Records to use start

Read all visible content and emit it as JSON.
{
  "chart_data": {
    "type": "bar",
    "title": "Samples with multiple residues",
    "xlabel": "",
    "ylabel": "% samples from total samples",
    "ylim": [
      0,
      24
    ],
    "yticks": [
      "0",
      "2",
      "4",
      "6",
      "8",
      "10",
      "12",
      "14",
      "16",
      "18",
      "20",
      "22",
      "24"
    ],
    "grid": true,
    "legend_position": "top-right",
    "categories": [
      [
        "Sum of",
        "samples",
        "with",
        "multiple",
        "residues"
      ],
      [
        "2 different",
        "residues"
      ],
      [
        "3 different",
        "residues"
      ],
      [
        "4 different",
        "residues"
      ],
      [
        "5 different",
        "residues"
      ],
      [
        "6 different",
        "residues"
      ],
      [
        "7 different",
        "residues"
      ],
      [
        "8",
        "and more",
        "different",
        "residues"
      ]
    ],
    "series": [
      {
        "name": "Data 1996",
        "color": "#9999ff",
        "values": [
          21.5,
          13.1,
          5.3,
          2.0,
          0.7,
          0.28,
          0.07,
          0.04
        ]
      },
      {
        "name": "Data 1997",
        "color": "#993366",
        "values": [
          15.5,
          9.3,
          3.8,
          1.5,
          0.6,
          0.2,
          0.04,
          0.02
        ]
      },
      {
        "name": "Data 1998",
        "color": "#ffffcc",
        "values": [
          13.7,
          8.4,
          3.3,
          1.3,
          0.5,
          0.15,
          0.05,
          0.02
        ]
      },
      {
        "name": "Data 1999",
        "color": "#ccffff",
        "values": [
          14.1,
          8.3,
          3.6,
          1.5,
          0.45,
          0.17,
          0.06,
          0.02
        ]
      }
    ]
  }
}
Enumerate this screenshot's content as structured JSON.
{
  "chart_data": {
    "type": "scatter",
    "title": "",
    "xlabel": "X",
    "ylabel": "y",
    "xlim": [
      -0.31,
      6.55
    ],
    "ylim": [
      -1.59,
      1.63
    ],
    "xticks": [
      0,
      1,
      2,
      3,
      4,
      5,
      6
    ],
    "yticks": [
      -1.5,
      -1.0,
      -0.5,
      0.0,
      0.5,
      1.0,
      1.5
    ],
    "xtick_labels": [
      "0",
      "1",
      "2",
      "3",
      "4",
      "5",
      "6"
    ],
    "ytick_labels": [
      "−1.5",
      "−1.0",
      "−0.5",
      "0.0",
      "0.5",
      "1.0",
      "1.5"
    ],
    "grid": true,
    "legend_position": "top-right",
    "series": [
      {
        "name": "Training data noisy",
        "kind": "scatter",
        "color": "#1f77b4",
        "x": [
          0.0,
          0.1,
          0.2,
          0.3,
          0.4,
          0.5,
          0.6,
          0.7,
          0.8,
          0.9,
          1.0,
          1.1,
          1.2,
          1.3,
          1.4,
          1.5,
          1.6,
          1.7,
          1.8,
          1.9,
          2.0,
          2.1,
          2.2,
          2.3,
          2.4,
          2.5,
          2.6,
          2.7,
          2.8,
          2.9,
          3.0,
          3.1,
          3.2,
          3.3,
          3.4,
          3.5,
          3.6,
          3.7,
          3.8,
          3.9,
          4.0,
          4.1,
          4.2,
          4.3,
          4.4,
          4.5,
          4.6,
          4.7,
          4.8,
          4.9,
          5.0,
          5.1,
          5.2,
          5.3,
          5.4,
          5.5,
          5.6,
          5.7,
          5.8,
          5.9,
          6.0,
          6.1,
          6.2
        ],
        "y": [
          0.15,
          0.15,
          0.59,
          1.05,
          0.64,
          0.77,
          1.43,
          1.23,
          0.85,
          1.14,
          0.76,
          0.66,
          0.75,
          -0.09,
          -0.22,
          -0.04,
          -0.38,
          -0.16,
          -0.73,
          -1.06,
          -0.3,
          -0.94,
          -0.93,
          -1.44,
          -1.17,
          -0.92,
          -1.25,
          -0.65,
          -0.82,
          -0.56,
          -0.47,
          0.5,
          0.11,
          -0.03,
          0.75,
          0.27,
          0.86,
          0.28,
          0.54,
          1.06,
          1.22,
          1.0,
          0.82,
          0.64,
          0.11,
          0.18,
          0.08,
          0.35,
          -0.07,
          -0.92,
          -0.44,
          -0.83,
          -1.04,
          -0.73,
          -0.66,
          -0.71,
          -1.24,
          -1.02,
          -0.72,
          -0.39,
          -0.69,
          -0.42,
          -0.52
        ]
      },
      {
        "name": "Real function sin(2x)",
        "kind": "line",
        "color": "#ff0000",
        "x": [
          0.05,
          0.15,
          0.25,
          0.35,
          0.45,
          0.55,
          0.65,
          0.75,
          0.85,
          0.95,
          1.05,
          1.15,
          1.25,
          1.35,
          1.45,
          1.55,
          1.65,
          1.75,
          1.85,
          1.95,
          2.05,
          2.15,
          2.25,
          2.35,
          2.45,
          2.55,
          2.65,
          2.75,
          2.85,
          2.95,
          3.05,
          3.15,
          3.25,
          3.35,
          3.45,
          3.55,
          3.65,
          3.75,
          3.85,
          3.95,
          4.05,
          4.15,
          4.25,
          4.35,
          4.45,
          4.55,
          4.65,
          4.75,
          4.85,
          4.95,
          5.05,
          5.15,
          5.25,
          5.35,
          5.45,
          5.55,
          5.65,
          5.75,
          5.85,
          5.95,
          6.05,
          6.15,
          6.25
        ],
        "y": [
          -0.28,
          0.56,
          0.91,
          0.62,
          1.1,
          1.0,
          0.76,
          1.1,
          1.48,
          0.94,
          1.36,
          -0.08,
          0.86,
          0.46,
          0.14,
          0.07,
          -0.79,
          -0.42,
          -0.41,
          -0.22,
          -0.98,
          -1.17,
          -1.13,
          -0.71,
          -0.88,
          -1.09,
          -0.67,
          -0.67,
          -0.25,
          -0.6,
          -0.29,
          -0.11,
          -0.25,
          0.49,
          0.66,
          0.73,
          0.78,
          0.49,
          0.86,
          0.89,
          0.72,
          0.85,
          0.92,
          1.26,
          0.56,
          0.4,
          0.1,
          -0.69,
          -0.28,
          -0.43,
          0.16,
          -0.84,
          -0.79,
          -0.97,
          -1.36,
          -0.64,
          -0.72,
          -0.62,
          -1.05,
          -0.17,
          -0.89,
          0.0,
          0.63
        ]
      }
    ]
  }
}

Records to use end

* Work to do: Copy out the lines that hold "JSON".

* Exercise output:
Read all visible content and emit it as JSON.
Enumerate this screenshot's content as structured JSON.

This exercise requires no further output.